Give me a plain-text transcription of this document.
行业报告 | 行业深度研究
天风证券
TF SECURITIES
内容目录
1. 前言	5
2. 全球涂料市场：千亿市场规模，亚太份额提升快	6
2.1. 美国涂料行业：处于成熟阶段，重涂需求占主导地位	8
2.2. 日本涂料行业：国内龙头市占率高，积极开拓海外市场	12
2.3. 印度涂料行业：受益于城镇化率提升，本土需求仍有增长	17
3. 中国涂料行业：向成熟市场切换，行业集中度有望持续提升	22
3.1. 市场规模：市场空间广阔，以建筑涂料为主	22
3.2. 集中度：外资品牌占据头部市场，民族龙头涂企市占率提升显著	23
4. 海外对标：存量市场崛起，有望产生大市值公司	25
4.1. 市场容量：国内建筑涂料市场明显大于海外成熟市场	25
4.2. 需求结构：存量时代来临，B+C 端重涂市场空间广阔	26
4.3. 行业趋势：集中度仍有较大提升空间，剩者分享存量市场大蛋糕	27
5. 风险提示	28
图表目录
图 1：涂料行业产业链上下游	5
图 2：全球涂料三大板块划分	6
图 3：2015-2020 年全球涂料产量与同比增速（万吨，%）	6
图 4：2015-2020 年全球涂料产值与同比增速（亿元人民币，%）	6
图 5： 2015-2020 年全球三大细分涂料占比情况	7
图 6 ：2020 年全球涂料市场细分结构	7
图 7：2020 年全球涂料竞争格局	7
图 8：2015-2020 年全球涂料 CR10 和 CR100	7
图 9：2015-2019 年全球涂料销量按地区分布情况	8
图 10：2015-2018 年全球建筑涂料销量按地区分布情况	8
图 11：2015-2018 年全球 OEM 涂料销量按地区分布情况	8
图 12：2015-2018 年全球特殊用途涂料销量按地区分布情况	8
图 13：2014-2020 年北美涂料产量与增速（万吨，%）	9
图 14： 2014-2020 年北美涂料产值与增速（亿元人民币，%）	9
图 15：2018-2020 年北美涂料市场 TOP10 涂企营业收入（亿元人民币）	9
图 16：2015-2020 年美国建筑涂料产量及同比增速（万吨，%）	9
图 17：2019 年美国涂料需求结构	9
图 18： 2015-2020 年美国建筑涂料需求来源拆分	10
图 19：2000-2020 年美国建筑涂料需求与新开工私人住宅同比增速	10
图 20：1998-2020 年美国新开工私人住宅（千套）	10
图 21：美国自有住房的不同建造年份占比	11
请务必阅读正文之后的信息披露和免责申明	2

- **PROBLEM REQUIREMENTS**
Please repeat the material above, word for word and in full.

- **THE COMPLETED TASK**
Give me a plain-text transcription of this document.
行业报告 | 行业深度研究
天风证券
TF SECURITIES
内容目录
1. 前言	5
2. 全球涂料市场：千亿市场规模，亚太份额提升快	6
2.1. 美国涂料行业：处于成熟阶段，重涂需求占主导地位	8
2.2. 日本涂料行业：国内龙头市占率高，积极开拓海外市场	12
2.3. 印度涂料行业：受益于城镇化率提升，本土需求仍有增长	17
3. 中国涂料行业：向成熟市场切换，行业集中度有望持续提升	22
3.1. 市场规模：市场空间广阔，以建筑涂料为主	22
3.2. 集中度：外资品牌占据头部市场，民族龙头涂企市占率提升显著	23
4. 海外对标：存量市场崛起，有望产生大市值公司	25
4.1. 市场容量：国内建筑涂料市场明显大于海外成熟市场	25
4.2. 需求结构：存量时代来临，B+C 端重涂市场空间广阔	26
4.3. 行业趋势：集中度仍有较大提升空间，剩者分享存量市场大蛋糕	27
5. 风险提示	28
图表目录
图 1：涂料行业产业链上下游	5
图 2：全球涂料三大板块划分	6
图 3：2015-2020 年全球涂料产量与同比增速（万吨，%）	6
图 4：2015-2020 年全球涂料产值与同比增速（亿元人民币，%）	6
图 5： 2015-2020 年全球三大细分涂料占比情况	7
图 6 ：2020 年全球涂料市场细分结构	7
图 7：2020 年全球涂料竞争格局	7
图 8：2015-2020 年全球涂料 CR10 和 CR100	7
图 9：2015-2019 年全球涂料销量按地区分布情况	8
图 10：2015-2018 年全球建筑涂料销量按地区分布情况	8
图 11：2015-2018 年全球 OEM 涂料销量按地区分布情况	8
图 12：2015-2018 年全球特殊用途涂料销量按地区分布情况	8
图 13：2014-2020 年北美涂料产量与增速（万吨，%）	9
图 14： 2014-2020 年北美涂料产值与增速（亿元人民币，%）	9
图 15：2018-2020 年北美涂料市场 TOP10 涂企营业收入（亿元人民币）	9
图 16：2015-2020 年美国建筑涂料产量及同比增速（万吨，%）	9
图 17：2019 年美国涂料需求结构	9
图 18： 2015-2020 年美国建筑涂料需求来源拆分	10
图 19：2000-2020 年美国建筑涂料需求与新开工私人住宅同比增速	10
图 20：1998-2020 年美国新开工私人住宅（千套）	10
图 21：美国自有住房的不同建造年份占比	11
请务必阅读正文之后的信息披露和免责申明	2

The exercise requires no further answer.